[BEGIN]

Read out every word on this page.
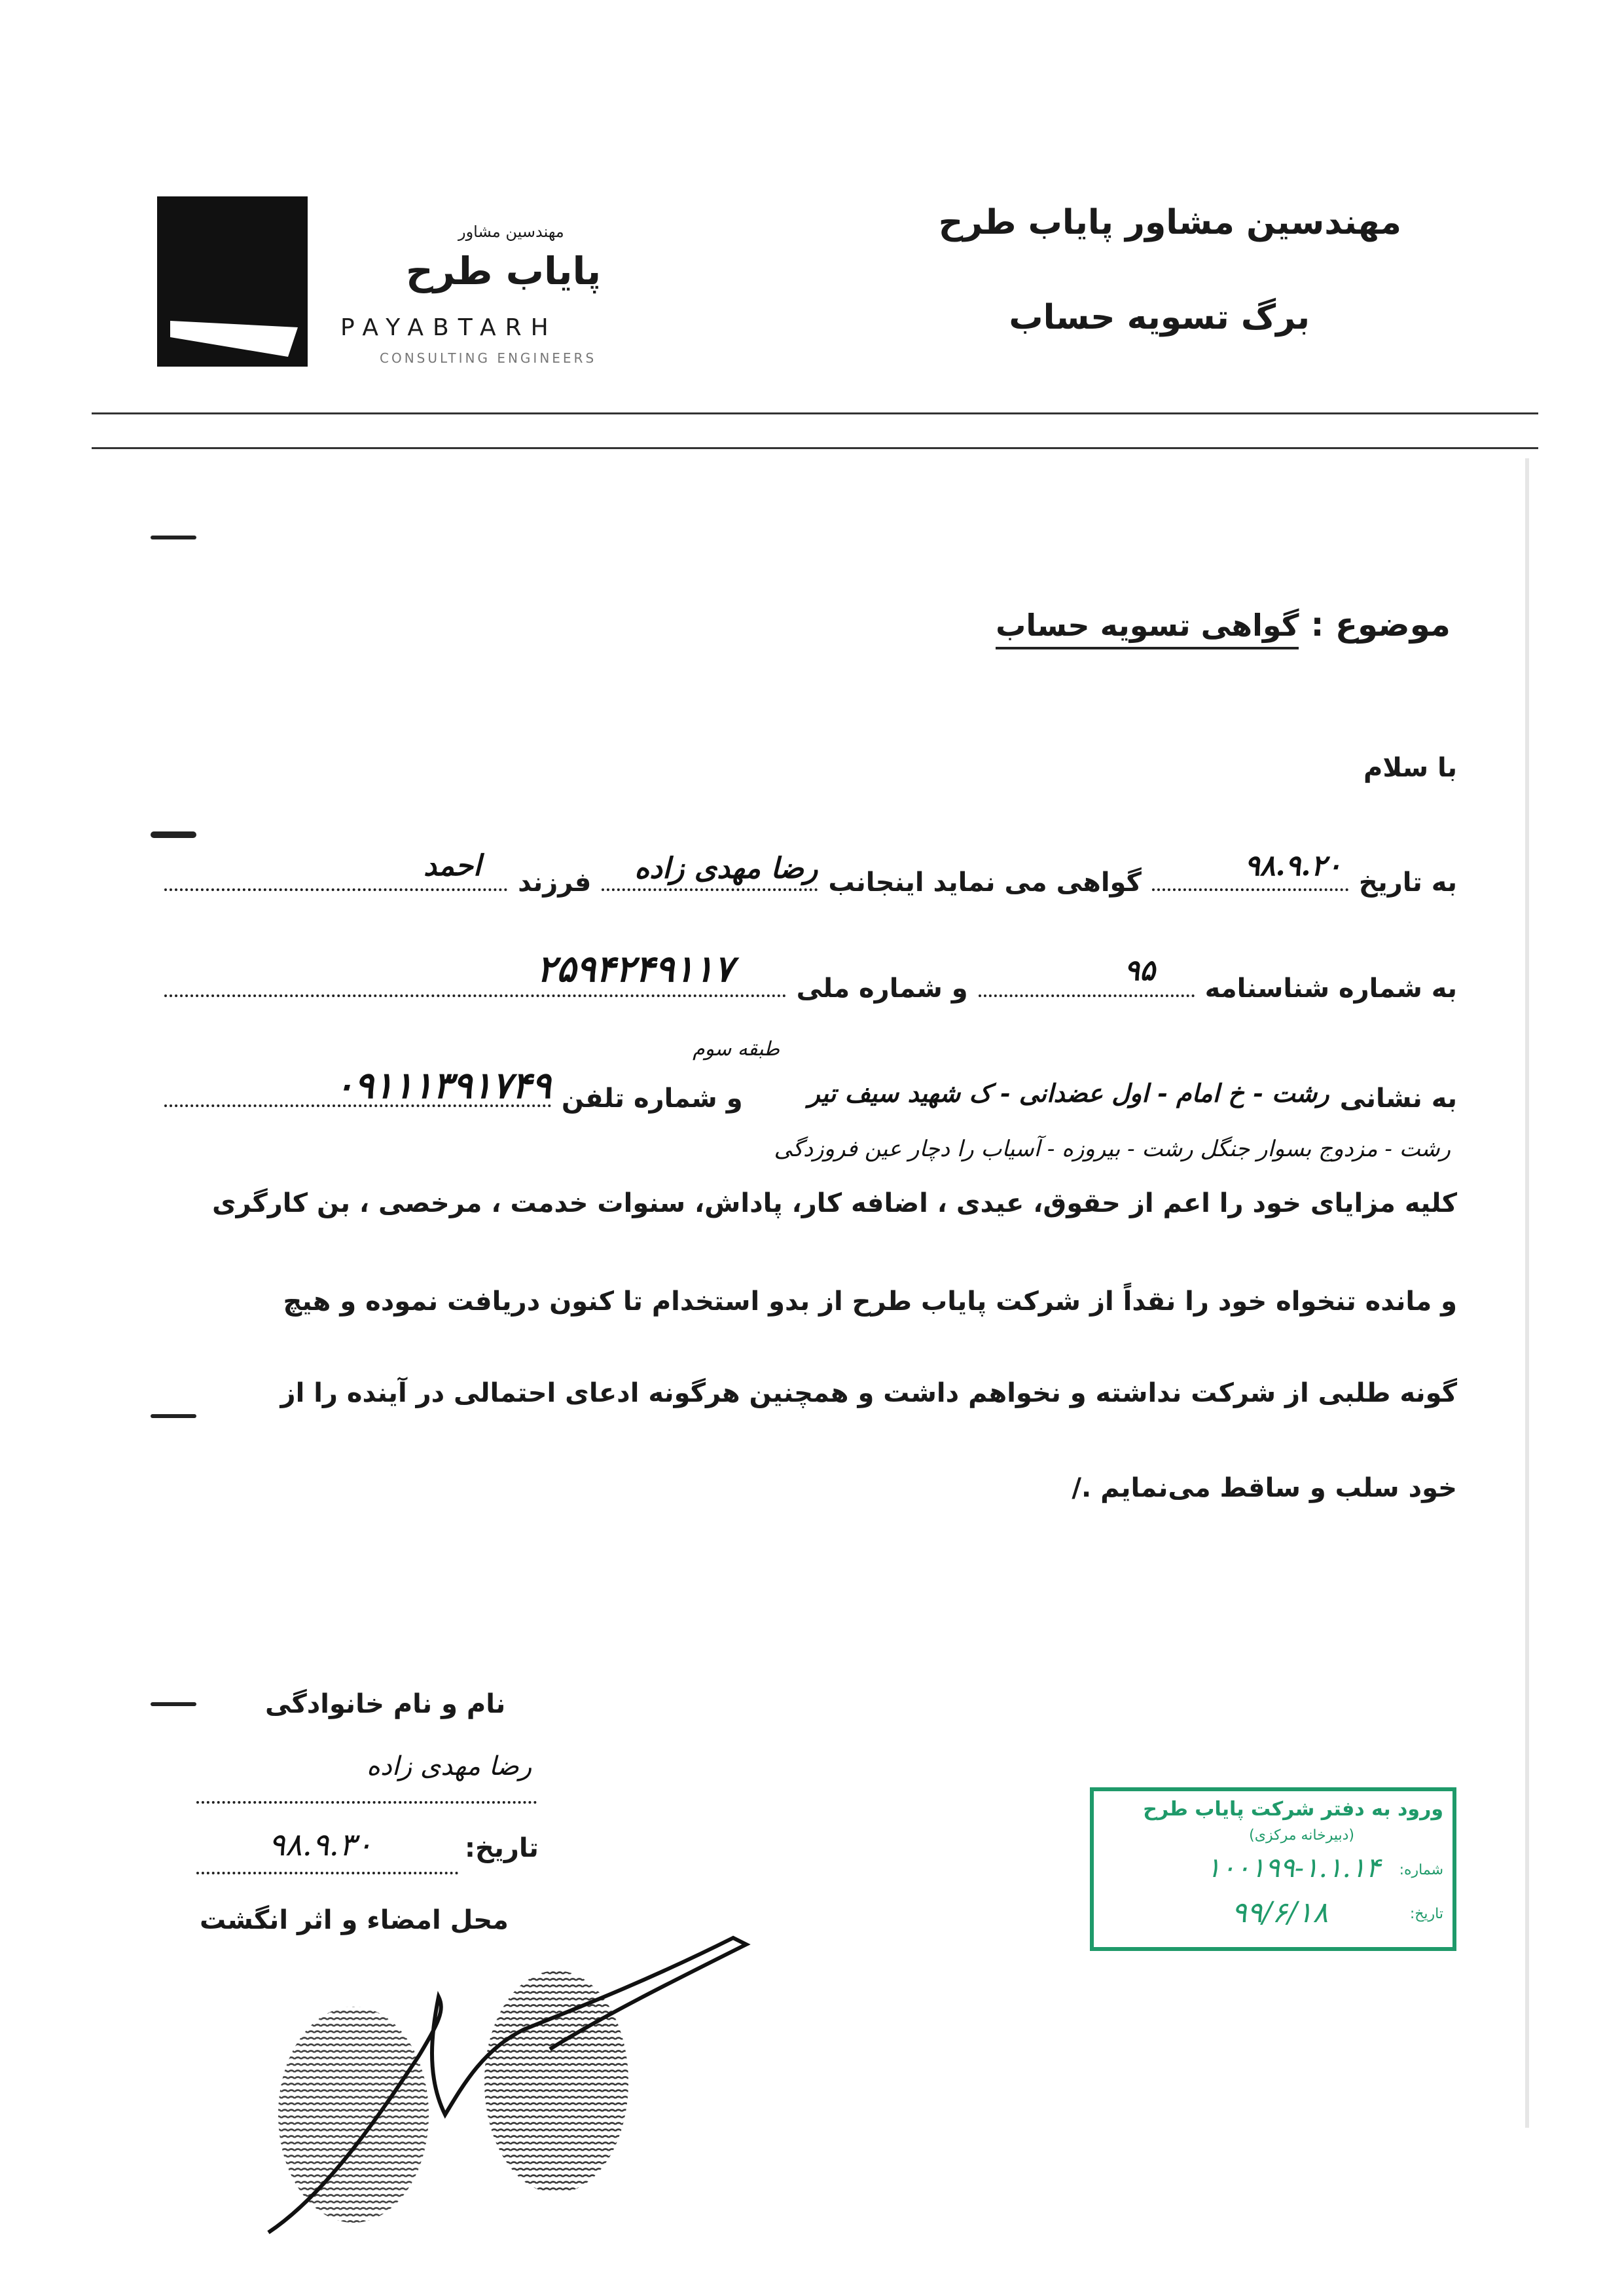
مهندسین مشاور
پایاب طرح
PAYABTARH
CONSULTING ENGINEERS
مهندسین مشاور پایاب طرح
برگ تسویه حساب
موضوع :
گواهی تسویه حساب
با سلام
به تاریخ
۹۸.۹.۲۰
گواهی می نماید اینجانب
رضا مهدی زاده
فرزند
احمد
به شماره شناسنامه
۹۵
و شماره ملی
۲۵۹۴۲۴۹۱۱۷
طبقه سوم
به نشانی
رشت - خ امام - اول عضدانی - ک شهید سیف تیر
و شماره تلفن
۰۹۱۱۱۳۹۱۷۴۹
رشت - مزدوج بسوار جنگل رشت - بیروزه - آسیاب را دچار عین فروزدگی
کلیه مزایای خود را اعم از حقوق، عیدی ، اضافه کار، پاداش، سنوات خدمت ، مرخصی ، بن کارگری
و مانده تنخواه خود را نقداً از شرکت پایاب طرح از بدو استخدام تا کنون دریافت نموده و هیچ
گونه طلبی از شرکت نداشته و نخواهم داشت و همچنین هرگونه ادعای احتمالی در آینده را از
خود سلب و ساقط می‌نمایم ./
نام و نام خانوادگی
رضا مهدی زاده
تاریخ:
۹۸.۹.۳۰
محل امضاء و اثر انگشت
ورود به دفتر شرکت پایاب طرح
(دبیرخانه مرکزی)
شماره:
۱۰۰۱۹۹-۱.۱.۱۴
تاریخ:
۹۹/۶/۱۸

[END]

Task requirements:
Say how many lines of the data include the word "گواهی". Nothing other than the number should be given.

Output below:
2